WHAT TO DO:
Write out the records beneath this line exactly as they appear, minus any images.

# start of DATA FOR PROCESSING

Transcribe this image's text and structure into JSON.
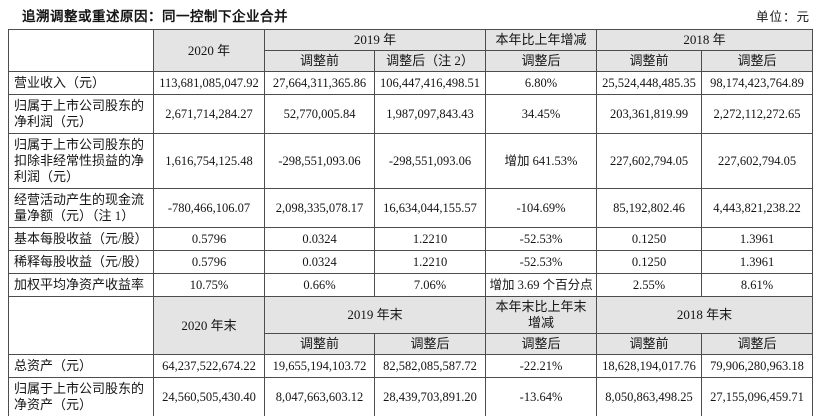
{
  "page": {
    "title": "追溯调整或重述原因：同一控制下企业合并",
    "unit": "单位：元"
  },
  "table_annual": {
    "years_header": [
      "2020 年",
      "2019 年",
      "本年比上年增减",
      "2018 年"
    ],
    "sub_header": [
      "调整前",
      "调整后（注 2）",
      "调整后",
      "调整前",
      "调整后"
    ],
    "rows": [
      {
        "label": "营业收入（元）",
        "values": [
          "113,681,085,047.92",
          "27,664,311,365.86",
          "106,447,416,498.51",
          "6.80%",
          "25,524,448,485.35",
          "98,174,423,764.89"
        ]
      },
      {
        "label": "归属于上市公司股东的净利润（元）",
        "values": [
          "2,671,714,284.27",
          "52,770,005.84",
          "1,987,097,843.43",
          "34.45%",
          "203,361,819.99",
          "2,272,112,272.65"
        ]
      },
      {
        "label": "归属于上市公司股东的扣除非经常性损益的净利润（元）",
        "values": [
          "1,616,754,125.48",
          "-298,551,093.06",
          "-298,551,093.06",
          "增加 641.53%",
          "227,602,794.05",
          "227,602,794.05"
        ]
      },
      {
        "label": "经营活动产生的现金流量净额（元）（注 1）",
        "values": [
          "-780,466,106.07",
          "2,098,335,078.17",
          "16,634,044,155.57",
          "-104.69%",
          "85,192,802.46",
          "4,443,821,238.22"
        ]
      },
      {
        "label": "基本每股收益（元/股）",
        "values": [
          "0.5796",
          "0.0324",
          "1.2210",
          "-52.53%",
          "0.1250",
          "1.3961"
        ]
      },
      {
        "label": "稀释每股收益（元/股）",
        "values": [
          "0.5796",
          "0.0324",
          "1.2210",
          "-52.53%",
          "0.1250",
          "1.3961"
        ]
      },
      {
        "label": "加权平均净资产收益率",
        "values": [
          "10.75%",
          "0.66%",
          "7.06%",
          "增加 3.69 个百分点",
          "2.55%",
          "8.61%"
        ]
      }
    ]
  },
  "table_year_end": {
    "years_header": [
      "2020 年末",
      "2019 年末",
      "本年末比上年末增减",
      "2018 年末"
    ],
    "sub_header": [
      "调整前",
      "调整后",
      "调整后",
      "调整前",
      "调整后"
    ],
    "rows": [
      {
        "label": "总资产（元）",
        "values": [
          "64,237,522,674.22",
          "19,655,194,103.72",
          "82,582,085,587.72",
          "-22.21%",
          "18,628,194,017.76",
          "79,906,280,963.18"
        ]
      },
      {
        "label": "归属于上市公司股东的净资产（元）",
        "values": [
          "24,560,505,430.40",
          "8,047,663,603.12",
          "28,439,703,891.20",
          "-13.64%",
          "8,050,863,498.25",
          "27,155,096,459.71"
        ]
      }
    ]
  }
}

# end of DATA FOR PROCESSING

FULL ANSWER:
Transcribe this image's text and structure into JSON.
{
  "page": {
    "title": "追溯调整或重述原因：同一控制下企业合并",
    "unit": "单位：元"
  },
  "table_annual": {
    "years_header": [
      "2020 年",
      "2019 年",
      "本年比上年增减",
      "2018 年"
    ],
    "sub_header": [
      "调整前",
      "调整后（注 2）",
      "调整后",
      "调整前",
      "调整后"
    ],
    "rows": [
      {
        "label": "营业收入（元）",
        "values": [
          "113,681,085,047.92",
          "27,664,311,365.86",
          "106,447,416,498.51",
          "6.80%",
          "25,524,448,485.35",
          "98,174,423,764.89"
        ]
      },
      {
        "label": "归属于上市公司股东的净利润（元）",
        "values": [
          "2,671,714,284.27",
          "52,770,005.84",
          "1,987,097,843.43",
          "34.45%",
          "203,361,819.99",
          "2,272,112,272.65"
        ]
      },
      {
        "label": "归属于上市公司股东的扣除非经常性损益的净利润（元）",
        "values": [
          "1,616,754,125.48",
          "-298,551,093.06",
          "-298,551,093.06",
          "增加 641.53%",
          "227,602,794.05",
          "227,602,794.05"
        ]
      },
      {
        "label": "经营活动产生的现金流量净额（元）（注 1）",
        "values": [
          "-780,466,106.07",
          "2,098,335,078.17",
          "16,634,044,155.57",
          "-104.69%",
          "85,192,802.46",
          "4,443,821,238.22"
        ]
      },
      {
        "label": "基本每股收益（元/股）",
        "values": [
          "0.5796",
          "0.0324",
          "1.2210",
          "-52.53%",
          "0.1250",
          "1.3961"
        ]
      },
      {
        "label": "稀释每股收益（元/股）",
        "values": [
          "0.5796",
          "0.0324",
          "1.2210",
          "-52.53%",
          "0.1250",
          "1.3961"
        ]
      },
      {
        "label": "加权平均净资产收益率",
        "values": [
          "10.75%",
          "0.66%",
          "7.06%",
          "增加 3.69 个百分点",
          "2.55%",
          "8.61%"
        ]
      }
    ]
  },
  "table_year_end": {
    "years_header": [
      "2020 年末",
      "2019 年末",
      "本年末比上年末增减",
      "2018 年末"
    ],
    "sub_header": [
      "调整前",
      "调整后",
      "调整后",
      "调整前",
      "调整后"
    ],
    "rows": [
      {
        "label": "总资产（元）",
        "values": [
          "64,237,522,674.22",
          "19,655,194,103.72",
          "82,582,085,587.72",
          "-22.21%",
          "18,628,194,017.76",
          "79,906,280,963.18"
        ]
      },
      {
        "label": "归属于上市公司股东的净资产（元）",
        "values": [
          "24,560,505,430.40",
          "8,047,663,603.12",
          "28,439,703,891.20",
          "-13.64%",
          "8,050,863,498.25",
          "27,155,096,459.71"
        ]
      }
    ]
  }
}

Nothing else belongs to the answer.